Task brief
Give only the number of lines in the data that include the string "Smoke".
*** Opening The data ***
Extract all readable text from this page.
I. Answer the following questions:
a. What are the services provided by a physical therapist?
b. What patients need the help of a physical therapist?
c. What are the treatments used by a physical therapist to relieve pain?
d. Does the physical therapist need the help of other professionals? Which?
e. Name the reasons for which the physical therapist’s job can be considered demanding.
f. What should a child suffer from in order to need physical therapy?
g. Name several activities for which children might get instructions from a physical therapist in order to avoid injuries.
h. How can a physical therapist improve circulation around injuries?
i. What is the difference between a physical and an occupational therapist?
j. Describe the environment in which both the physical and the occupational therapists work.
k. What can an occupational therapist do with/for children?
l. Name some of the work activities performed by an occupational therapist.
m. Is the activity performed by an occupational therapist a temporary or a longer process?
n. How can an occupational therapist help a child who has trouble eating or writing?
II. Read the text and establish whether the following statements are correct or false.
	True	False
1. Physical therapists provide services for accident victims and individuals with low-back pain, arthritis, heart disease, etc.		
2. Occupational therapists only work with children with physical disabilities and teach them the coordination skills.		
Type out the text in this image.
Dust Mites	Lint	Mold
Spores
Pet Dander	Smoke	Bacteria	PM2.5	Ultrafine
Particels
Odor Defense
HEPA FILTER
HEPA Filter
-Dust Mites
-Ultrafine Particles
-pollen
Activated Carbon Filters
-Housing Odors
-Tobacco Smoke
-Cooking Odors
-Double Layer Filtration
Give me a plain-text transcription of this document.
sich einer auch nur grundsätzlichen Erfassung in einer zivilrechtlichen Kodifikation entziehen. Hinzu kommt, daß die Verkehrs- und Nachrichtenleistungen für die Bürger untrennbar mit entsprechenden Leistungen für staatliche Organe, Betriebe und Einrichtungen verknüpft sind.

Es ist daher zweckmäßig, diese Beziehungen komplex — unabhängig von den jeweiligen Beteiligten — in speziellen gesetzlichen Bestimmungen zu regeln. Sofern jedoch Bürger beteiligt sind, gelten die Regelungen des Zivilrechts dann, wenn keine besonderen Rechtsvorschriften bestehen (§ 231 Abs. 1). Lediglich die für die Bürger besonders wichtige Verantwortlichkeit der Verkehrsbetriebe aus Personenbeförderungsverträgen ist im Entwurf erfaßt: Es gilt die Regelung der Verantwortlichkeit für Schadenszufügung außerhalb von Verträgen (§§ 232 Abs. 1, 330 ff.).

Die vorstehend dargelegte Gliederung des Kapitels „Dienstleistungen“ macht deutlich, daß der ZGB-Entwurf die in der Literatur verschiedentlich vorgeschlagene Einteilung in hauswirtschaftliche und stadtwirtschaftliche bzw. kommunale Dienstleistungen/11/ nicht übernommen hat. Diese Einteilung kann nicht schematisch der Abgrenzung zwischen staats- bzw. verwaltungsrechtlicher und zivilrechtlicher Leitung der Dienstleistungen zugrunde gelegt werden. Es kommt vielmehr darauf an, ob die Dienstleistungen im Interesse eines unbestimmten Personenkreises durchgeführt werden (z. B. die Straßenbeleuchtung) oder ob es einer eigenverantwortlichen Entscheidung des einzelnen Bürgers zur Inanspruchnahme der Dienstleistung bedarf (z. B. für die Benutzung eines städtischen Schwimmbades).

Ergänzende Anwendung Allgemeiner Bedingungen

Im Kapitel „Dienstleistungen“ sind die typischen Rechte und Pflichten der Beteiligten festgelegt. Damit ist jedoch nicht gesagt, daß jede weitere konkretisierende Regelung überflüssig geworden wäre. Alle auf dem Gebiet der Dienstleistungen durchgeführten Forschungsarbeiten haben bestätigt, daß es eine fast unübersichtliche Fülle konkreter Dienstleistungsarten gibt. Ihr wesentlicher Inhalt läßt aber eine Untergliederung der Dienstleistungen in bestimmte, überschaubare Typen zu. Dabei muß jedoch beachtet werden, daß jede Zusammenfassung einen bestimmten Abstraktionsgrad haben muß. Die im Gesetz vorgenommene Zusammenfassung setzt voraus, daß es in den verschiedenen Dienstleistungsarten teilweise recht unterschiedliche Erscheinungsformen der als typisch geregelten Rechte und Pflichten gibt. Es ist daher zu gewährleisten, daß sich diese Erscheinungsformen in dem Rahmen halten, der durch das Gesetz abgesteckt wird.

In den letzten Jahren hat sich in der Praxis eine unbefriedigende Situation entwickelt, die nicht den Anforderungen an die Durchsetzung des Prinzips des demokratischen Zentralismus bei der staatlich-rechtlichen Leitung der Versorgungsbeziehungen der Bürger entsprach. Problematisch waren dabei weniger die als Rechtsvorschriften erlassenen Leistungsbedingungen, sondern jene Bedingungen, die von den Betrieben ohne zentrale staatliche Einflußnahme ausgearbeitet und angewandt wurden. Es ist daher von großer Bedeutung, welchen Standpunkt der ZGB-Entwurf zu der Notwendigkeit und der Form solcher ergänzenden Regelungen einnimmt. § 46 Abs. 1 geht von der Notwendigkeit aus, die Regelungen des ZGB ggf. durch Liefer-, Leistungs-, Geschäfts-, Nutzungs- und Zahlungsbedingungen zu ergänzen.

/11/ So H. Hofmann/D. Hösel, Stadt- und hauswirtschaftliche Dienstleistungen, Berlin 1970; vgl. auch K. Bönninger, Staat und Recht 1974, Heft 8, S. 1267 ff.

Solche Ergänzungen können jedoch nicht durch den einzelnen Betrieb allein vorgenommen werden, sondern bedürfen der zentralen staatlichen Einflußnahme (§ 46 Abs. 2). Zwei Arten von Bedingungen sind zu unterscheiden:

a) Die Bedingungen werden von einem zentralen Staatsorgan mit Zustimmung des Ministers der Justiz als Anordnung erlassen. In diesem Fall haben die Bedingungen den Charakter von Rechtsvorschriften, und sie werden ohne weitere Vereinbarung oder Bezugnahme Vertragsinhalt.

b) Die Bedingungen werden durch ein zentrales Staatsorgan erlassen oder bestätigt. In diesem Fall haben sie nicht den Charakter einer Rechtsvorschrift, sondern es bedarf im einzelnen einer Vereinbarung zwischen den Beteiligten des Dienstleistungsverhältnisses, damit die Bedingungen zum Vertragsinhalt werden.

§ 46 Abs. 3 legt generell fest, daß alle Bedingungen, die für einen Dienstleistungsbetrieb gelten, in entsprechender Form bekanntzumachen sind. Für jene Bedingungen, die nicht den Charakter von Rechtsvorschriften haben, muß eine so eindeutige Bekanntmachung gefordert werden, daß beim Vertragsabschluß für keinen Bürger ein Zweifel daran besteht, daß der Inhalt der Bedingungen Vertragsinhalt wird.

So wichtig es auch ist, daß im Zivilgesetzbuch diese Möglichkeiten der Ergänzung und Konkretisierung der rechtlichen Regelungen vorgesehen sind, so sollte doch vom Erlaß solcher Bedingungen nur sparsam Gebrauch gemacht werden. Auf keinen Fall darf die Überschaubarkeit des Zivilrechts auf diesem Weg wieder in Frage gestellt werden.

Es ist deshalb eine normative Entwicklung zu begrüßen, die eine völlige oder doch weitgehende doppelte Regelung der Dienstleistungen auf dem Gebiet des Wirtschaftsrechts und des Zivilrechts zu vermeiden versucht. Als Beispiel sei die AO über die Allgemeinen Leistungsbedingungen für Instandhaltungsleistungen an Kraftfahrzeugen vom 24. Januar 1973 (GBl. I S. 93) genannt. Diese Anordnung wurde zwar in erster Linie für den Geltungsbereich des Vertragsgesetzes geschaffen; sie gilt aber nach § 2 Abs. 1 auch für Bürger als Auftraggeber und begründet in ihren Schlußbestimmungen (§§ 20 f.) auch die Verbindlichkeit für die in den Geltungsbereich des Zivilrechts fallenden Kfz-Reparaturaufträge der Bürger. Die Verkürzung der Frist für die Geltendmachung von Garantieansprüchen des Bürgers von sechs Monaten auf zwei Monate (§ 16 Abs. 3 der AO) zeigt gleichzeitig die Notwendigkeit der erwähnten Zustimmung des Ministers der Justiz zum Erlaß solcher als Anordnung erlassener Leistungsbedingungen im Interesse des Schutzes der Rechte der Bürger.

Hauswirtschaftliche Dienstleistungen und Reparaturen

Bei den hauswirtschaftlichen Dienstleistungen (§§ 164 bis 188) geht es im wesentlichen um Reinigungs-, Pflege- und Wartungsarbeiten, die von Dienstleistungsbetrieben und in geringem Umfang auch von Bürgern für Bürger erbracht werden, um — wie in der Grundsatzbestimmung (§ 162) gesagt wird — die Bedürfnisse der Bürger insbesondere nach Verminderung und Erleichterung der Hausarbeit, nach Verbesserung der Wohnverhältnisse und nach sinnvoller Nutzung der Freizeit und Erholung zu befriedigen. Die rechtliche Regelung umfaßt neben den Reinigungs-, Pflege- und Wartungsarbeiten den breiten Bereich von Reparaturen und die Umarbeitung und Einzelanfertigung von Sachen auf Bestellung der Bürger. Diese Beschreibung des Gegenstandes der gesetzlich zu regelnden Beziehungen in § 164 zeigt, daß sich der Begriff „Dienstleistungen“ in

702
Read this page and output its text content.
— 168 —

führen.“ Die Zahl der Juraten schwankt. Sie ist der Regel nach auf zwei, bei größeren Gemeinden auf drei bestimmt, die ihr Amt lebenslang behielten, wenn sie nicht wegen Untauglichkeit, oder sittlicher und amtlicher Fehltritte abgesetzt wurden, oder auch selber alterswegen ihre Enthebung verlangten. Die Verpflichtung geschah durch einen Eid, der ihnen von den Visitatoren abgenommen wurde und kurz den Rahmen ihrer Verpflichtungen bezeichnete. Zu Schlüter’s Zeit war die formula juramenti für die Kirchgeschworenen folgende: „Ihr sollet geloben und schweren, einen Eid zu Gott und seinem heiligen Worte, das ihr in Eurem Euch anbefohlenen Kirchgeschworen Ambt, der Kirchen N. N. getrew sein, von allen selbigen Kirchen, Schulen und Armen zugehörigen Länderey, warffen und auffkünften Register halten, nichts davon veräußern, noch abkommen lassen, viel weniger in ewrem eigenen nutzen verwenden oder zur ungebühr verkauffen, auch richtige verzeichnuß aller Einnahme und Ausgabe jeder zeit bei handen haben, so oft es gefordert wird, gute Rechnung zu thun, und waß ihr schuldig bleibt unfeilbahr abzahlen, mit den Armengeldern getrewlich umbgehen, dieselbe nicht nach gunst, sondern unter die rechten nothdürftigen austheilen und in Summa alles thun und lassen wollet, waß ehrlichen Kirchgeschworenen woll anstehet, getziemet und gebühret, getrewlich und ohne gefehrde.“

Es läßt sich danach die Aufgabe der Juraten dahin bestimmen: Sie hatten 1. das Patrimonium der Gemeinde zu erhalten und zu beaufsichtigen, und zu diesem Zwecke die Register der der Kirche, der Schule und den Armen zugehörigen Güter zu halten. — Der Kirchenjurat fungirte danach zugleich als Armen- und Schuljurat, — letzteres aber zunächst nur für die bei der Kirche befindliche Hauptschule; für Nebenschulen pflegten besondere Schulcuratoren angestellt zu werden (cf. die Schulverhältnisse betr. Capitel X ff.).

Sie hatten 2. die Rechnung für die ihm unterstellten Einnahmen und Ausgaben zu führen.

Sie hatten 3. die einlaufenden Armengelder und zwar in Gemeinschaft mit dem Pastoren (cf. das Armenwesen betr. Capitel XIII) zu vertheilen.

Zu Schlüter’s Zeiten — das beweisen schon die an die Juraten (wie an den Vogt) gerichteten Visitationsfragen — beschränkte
*** Closing The data ***
Written response
2